## BEGIN THE INPUT
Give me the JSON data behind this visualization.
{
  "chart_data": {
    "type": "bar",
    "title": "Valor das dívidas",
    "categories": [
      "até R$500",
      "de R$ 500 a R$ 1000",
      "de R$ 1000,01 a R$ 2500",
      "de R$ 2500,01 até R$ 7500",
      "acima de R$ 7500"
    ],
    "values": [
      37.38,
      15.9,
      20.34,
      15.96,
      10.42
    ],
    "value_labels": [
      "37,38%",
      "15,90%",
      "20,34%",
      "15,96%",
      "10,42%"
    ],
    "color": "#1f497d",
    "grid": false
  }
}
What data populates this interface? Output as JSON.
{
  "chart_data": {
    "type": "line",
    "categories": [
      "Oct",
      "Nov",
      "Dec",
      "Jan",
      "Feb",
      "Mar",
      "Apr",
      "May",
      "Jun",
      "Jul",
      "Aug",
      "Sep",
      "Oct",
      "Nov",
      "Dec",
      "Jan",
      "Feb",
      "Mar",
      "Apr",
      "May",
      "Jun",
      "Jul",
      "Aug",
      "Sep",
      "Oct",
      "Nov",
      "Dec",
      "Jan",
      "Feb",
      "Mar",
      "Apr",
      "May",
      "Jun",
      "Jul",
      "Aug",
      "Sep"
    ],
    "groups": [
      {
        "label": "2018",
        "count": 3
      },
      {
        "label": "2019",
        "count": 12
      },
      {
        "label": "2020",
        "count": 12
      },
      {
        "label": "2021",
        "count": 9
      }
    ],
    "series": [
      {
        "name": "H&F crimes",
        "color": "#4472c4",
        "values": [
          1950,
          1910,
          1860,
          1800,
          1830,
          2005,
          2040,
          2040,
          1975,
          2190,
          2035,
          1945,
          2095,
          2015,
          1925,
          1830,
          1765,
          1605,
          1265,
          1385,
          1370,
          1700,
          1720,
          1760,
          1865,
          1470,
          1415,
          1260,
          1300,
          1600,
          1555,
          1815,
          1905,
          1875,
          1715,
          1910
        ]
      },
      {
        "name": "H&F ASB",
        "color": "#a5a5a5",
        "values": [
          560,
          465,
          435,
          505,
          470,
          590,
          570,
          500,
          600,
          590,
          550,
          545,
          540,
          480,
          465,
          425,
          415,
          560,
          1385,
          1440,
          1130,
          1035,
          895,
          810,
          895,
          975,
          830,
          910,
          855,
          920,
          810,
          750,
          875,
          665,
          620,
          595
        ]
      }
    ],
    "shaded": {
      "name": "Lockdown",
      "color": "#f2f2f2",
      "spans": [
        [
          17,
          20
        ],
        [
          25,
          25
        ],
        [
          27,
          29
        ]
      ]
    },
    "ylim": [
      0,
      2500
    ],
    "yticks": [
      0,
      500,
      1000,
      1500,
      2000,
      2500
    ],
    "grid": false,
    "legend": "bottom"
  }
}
## END THE INPUT
| EXERCISE |
Retype the listing exactly, in full.

| RESULT OF THIS EXERCISE |
Give me the JSON data behind this visualization.
{
  "chart_data": {
    "type": "bar",
    "title": "Valor das dívidas",
    "categories": [
      "até R$500",
      "de R$ 500 a R$ 1000",
      "de R$ 1000,01 a R$ 2500",
      "de R$ 2500,01 até R$ 7500",
      "acima de R$ 7500"
    ],
    "values": [
      37.38,
      15.9,
      20.34,
      15.96,
      10.42
    ],
    "value_labels": [
      "37,38%",
      "15,90%",
      "20,34%",
      "15,96%",
      "10,42%"
    ],
    "color": "#1f497d",
    "grid": false
  }
}
What data populates this interface? Output as JSON.
{
  "chart_data": {
    "type": "line",
    "categories": [
      "Oct",
      "Nov",
      "Dec",
      "Jan",
      "Feb",
      "Mar",
      "Apr",
      "May",
      "Jun",
      "Jul",
      "Aug",
      "Sep",
      "Oct",
      "Nov",
      "Dec",
      "Jan",
      "Feb",
      "Mar",
      "Apr",
      "May",
      "Jun",
      "Jul",
      "Aug",
      "Sep",
      "Oct",
      "Nov",
      "Dec",
      "Jan",
      "Feb",
      "Mar",
      "Apr",
      "May",
      "Jun",
      "Jul",
      "Aug",
      "Sep"
    ],
    "groups": [
      {
        "label": "2018",
        "count": 3
      },
      {
        "label": "2019",
        "count": 12
      },
      {
        "label": "2020",
        "count": 12
      },
      {
        "label": "2021",
        "count": 9
      }
    ],
    "series": [
      {
        "name": "H&F crimes",
        "color": "#4472c4",
        "values": [
          1950,
          1910,
          1860,
          1800,
          1830,
          2005,
          2040,
          2040,
          1975,
          2190,
          2035,
          1945,
          2095,
          2015,
          1925,
          1830,
          1765,
          1605,
          1265,
          1385,
          1370,
          1700,
          1720,
          1760,
          1865,
          1470,
          1415,
          1260,
          1300,
          1600,
          1555,
          1815,
          1905,
          1875,
          1715,
          1910
        ]
      },
      {
        "name": "H&F ASB",
        "color": "#a5a5a5",
        "values": [
          560,
          465,
          435,
          505,
          470,
          590,
          570,
          500,
          600,
          590,
          550,
          545,
          540,
          480,
          465,
          425,
          415,
          560,
          1385,
          1440,
          1130,
          1035,
          895,
          810,
          895,
          975,
          830,
          910,
          855,
          920,
          810,
          750,
          875,
          665,
          620,
          595
        ]
      }
    ],
    "shaded": {
      "name": "Lockdown",
      "color": "#f2f2f2",
      "spans": [
        [
          17,
          20
        ],
        [
          25,
          25
        ],
        [
          27,
          29
        ]
      ]
    },
    "ylim": [
      0,
      2500
    ],
    "yticks": [
      0,
      500,
      1000,
      1500,
      2000,
      2500
    ],
    "grid": false,
    "legend": "bottom"
  }
}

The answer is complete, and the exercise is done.